WHAT TO DO -> Write out the whole listing exactly as it stands.

"""

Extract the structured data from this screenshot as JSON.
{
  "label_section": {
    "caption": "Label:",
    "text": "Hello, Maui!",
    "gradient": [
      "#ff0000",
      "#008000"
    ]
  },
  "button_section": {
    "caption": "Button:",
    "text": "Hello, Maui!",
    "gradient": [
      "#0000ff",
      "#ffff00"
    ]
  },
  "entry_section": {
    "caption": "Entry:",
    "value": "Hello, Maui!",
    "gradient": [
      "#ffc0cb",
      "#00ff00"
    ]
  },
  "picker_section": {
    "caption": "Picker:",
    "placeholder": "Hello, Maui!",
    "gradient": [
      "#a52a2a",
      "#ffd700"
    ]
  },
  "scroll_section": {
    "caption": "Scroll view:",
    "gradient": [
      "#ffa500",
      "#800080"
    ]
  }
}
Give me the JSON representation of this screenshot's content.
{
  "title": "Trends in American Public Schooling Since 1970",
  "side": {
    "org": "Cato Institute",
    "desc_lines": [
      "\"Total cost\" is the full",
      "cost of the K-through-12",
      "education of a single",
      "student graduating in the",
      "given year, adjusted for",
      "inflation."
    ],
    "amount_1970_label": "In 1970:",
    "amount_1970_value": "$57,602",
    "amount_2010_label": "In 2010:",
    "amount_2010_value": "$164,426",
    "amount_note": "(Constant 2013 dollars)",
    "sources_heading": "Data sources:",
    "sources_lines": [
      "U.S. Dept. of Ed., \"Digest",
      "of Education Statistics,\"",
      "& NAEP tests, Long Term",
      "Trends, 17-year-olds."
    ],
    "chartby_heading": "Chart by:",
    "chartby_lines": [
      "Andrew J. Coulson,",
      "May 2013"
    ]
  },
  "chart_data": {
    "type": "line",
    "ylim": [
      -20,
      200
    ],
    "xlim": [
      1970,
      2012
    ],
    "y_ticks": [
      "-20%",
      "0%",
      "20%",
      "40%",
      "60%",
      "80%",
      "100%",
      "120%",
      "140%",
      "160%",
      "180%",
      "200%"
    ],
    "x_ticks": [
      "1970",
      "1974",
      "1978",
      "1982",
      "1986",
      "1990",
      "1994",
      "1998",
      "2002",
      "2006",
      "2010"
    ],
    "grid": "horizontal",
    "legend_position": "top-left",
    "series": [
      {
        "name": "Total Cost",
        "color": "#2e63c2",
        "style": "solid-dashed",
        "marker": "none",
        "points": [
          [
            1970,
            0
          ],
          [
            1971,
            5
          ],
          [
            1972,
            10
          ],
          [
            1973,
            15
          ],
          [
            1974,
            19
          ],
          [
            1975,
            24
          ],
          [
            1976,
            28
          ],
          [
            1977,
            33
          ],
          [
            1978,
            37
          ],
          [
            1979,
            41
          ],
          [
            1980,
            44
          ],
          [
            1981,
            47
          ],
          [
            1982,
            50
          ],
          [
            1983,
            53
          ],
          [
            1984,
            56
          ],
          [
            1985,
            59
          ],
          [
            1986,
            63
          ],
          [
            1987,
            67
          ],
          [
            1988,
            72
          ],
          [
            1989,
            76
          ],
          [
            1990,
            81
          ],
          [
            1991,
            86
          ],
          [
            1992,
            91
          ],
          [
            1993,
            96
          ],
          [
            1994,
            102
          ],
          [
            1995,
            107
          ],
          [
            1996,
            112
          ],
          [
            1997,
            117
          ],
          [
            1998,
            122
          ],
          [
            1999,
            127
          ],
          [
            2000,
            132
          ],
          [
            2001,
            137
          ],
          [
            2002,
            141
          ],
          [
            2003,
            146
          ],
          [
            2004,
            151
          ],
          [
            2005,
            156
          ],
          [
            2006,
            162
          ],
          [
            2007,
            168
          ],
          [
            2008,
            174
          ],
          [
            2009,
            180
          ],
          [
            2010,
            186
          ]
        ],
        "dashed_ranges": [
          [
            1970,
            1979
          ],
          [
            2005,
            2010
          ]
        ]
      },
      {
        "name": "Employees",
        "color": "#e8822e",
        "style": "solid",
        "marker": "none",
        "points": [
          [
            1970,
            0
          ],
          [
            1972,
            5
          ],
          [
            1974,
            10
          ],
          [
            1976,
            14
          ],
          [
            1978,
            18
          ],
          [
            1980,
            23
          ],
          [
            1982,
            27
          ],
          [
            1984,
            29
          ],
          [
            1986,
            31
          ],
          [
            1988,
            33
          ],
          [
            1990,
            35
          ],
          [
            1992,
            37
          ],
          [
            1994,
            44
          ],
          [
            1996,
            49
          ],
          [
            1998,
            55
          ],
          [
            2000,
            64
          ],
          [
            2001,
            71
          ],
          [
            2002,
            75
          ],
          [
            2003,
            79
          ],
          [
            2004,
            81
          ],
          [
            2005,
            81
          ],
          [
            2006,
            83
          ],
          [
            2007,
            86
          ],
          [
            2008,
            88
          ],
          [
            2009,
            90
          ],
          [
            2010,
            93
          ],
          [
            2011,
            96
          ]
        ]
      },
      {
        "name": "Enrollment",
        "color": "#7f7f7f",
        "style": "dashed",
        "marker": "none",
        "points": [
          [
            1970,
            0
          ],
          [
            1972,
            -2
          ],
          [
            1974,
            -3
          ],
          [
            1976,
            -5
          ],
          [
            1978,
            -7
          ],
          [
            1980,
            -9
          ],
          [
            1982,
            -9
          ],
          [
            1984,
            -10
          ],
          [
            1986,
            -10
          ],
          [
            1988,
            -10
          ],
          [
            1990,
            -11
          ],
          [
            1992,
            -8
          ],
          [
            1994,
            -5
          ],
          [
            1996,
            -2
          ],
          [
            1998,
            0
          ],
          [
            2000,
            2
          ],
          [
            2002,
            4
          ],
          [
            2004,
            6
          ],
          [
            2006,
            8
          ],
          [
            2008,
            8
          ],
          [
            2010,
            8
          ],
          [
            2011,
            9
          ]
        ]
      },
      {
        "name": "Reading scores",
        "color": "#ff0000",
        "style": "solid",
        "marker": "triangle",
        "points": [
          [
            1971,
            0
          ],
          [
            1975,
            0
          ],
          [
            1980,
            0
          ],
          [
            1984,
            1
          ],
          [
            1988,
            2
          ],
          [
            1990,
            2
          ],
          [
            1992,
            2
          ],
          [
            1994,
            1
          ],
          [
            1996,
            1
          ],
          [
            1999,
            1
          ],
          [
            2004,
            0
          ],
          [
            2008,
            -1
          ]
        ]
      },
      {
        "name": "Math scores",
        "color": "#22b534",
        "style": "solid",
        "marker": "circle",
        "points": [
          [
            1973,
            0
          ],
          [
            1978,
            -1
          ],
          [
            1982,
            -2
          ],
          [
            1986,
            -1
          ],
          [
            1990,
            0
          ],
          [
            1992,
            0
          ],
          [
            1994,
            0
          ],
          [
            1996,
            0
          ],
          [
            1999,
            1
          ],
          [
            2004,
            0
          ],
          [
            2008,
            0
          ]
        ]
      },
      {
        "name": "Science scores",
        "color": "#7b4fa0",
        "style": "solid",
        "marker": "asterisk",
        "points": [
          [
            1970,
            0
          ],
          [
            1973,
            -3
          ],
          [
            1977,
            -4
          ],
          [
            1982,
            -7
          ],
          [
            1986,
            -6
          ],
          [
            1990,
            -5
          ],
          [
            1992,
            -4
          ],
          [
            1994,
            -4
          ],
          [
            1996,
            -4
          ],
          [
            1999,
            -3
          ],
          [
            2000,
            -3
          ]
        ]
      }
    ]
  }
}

"""

TASK SOLUTION ->
Extract the structured data from this screenshot as JSON.
{
  "label_section": {
    "caption": "Label:",
    "text": "Hello, Maui!",
    "gradient": [
      "#ff0000",
      "#008000"
    ]
  },
  "button_section": {
    "caption": "Button:",
    "text": "Hello, Maui!",
    "gradient": [
      "#0000ff",
      "#ffff00"
    ]
  },
  "entry_section": {
    "caption": "Entry:",
    "value": "Hello, Maui!",
    "gradient": [
      "#ffc0cb",
      "#00ff00"
    ]
  },
  "picker_section": {
    "caption": "Picker:",
    "placeholder": "Hello, Maui!",
    "gradient": [
      "#a52a2a",
      "#ffd700"
    ]
  },
  "scroll_section": {
    "caption": "Scroll view:",
    "gradient": [
      "#ffa500",
      "#800080"
    ]
  }
}
Give me the JSON representation of this screenshot's content.
{
  "title": "Trends in American Public Schooling Since 1970",
  "side": {
    "org": "Cato Institute",
    "desc_lines": [
      "\"Total cost\" is the full",
      "cost of the K-through-12",
      "education of a single",
      "student graduating in the",
      "given year, adjusted for",
      "inflation."
    ],
    "amount_1970_label": "In 1970:",
    "amount_1970_value": "$57,602",
    "amount_2010_label": "In 2010:",
    "amount_2010_value": "$164,426",
    "amount_note": "(Constant 2013 dollars)",
    "sources_heading": "Data sources:",
    "sources_lines": [
      "U.S. Dept. of Ed., \"Digest",
      "of Education Statistics,\"",
      "& NAEP tests, Long Term",
      "Trends, 17-year-olds."
    ],
    "chartby_heading": "Chart by:",
    "chartby_lines": [
      "Andrew J. Coulson,",
      "May 2013"
    ]
  },
  "chart_data": {
    "type": "line",
    "ylim": [
      -20,
      200
    ],
    "xlim": [
      1970,
      2012
    ],
    "y_ticks": [
      "-20%",
      "0%",
      "20%",
      "40%",
      "60%",
      "80%",
      "100%",
      "120%",
      "140%",
      "160%",
      "180%",
      "200%"
    ],
    "x_ticks": [
      "1970",
      "1974",
      "1978",
      "1982",
      "1986",
      "1990",
      "1994",
      "1998",
      "2002",
      "2006",
      "2010"
    ],
    "grid": "horizontal",
    "legend_position": "top-left",
    "series": [
      {
        "name": "Total Cost",
        "color": "#2e63c2",
        "style": "solid-dashed",
        "marker": "none",
        "points": [
          [
            1970,
            0
          ],
          [
            1971,
            5
          ],
          [
            1972,
            10
          ],
          [
            1973,
            15
          ],
          [
            1974,
            19
          ],
          [
            1975,
            24
          ],
          [
            1976,
            28
          ],
          [
            1977,
            33
          ],
          [
            1978,
            37
          ],
          [
            1979,
            41
          ],
          [
            1980,
            44
          ],
          [
            1981,
            47
          ],
          [
            1982,
            50
          ],
          [
            1983,
            53
          ],
          [
            1984,
            56
          ],
          [
            1985,
            59
          ],
          [
            1986,
            63
          ],
          [
            1987,
            67
          ],
          [
            1988,
            72
          ],
          [
            1989,
            76
          ],
          [
            1990,
            81
          ],
          [
            1991,
            86
          ],
          [
            1992,
            91
          ],
          [
            1993,
            96
          ],
          [
            1994,
            102
          ],
          [
            1995,
            107
          ],
          [
            1996,
            112
          ],
          [
            1997,
            117
          ],
          [
            1998,
            122
          ],
          [
            1999,
            127
          ],
          [
            2000,
            132
          ],
          [
            2001,
            137
          ],
          [
            2002,
            141
          ],
          [
            2003,
            146
          ],
          [
            2004,
            151
          ],
          [
            2005,
            156
          ],
          [
            2006,
            162
          ],
          [
            2007,
            168
          ],
          [
            2008,
            174
          ],
          [
            2009,
            180
          ],
          [
            2010,
            186
          ]
        ],
        "dashed_ranges": [
          [
            1970,
            1979
          ],
          [
            2005,
            2010
          ]
        ]
      },
      {
        "name": "Employees",
        "color": "#e8822e",
        "style": "solid",
        "marker": "none",
        "points": [
          [
            1970,
            0
          ],
          [
            1972,
            5
          ],
          [
            1974,
            10
          ],
          [
            1976,
            14
          ],
          [
            1978,
            18
          ],
          [
            1980,
            23
          ],
          [
            1982,
            27
          ],
          [
            1984,
            29
          ],
          [
            1986,
            31
          ],
          [
            1988,
            33
          ],
          [
            1990,
            35
          ],
          [
            1992,
            37
          ],
          [
            1994,
            44
          ],
          [
            1996,
            49
          ],
          [
            1998,
            55
          ],
          [
            2000,
            64
          ],
          [
            2001,
            71
          ],
          [
            2002,
            75
          ],
          [
            2003,
            79
          ],
          [
            2004,
            81
          ],
          [
            2005,
            81
          ],
          [
            2006,
            83
          ],
          [
            2007,
            86
          ],
          [
            2008,
            88
          ],
          [
            2009,
            90
          ],
          [
            2010,
            93
          ],
          [
            2011,
            96
          ]
        ]
      },
      {
        "name": "Enrollment",
        "color": "#7f7f7f",
        "style": "dashed",
        "marker": "none",
        "points": [
          [
            1970,
            0
          ],
          [
            1972,
            -2
          ],
          [
            1974,
            -3
          ],
          [
            1976,
            -5
          ],
          [
            1978,
            -7
          ],
          [
            1980,
            -9
          ],
          [
            1982,
            -9
          ],
          [
            1984,
            -10
          ],
          [
            1986,
            -10
          ],
          [
            1988,
            -10
          ],
          [
            1990,
            -11
          ],
          [
            1992,
            -8
          ],
          [
            1994,
            -5
          ],
          [
            1996,
            -2
          ],
          [
            1998,
            0
          ],
          [
            2000,
            2
          ],
          [
            2002,
            4
          ],
          [
            2004,
            6
          ],
          [
            2006,
            8
          ],
          [
            2008,
            8
          ],
          [
            2010,
            8
          ],
          [
            2011,
            9
          ]
        ]
      },
      {
        "name": "Reading scores",
        "color": "#ff0000",
        "style": "solid",
        "marker": "triangle",
        "points": [
          [
            1971,
            0
          ],
          [
            1975,
            0
          ],
          [
            1980,
            0
          ],
          [
            1984,
            1
          ],
          [
            1988,
            2
          ],
          [
            1990,
            2
          ],
          [
            1992,
            2
          ],
          [
            1994,
            1
          ],
          [
            1996,
            1
          ],
          [
            1999,
            1
          ],
          [
            2004,
            0
          ],
          [
            2008,
            -1
          ]
        ]
      },
      {
        "name": "Math scores",
        "color": "#22b534",
        "style": "solid",
        "marker": "circle",
        "points": [
          [
            1973,
            0
          ],
          [
            1978,
            -1
          ],
          [
            1982,
            -2
          ],
          [
            1986,
            -1
          ],
          [
            1990,
            0
          ],
          [
            1992,
            0
          ],
          [
            1994,
            0
          ],
          [
            1996,
            0
          ],
          [
            1999,
            1
          ],
          [
            2004,
            0
          ],
          [
            2008,
            0
          ]
        ]
      },
      {
        "name": "Science scores",
        "color": "#7b4fa0",
        "style": "solid",
        "marker": "asterisk",
        "points": [
          [
            1970,
            0
          ],
          [
            1973,
            -3
          ],
          [
            1977,
            -4
          ],
          [
            1982,
            -7
          ],
          [
            1986,
            -6
          ],
          [
            1990,
            -5
          ],
          [
            1992,
            -4
          ],
          [
            1994,
            -4
          ],
          [
            1996,
            -4
          ],
          [
            1999,
            -3
          ],
          [
            2000,
            -3
          ]
        ]
      }
    ]
  }
}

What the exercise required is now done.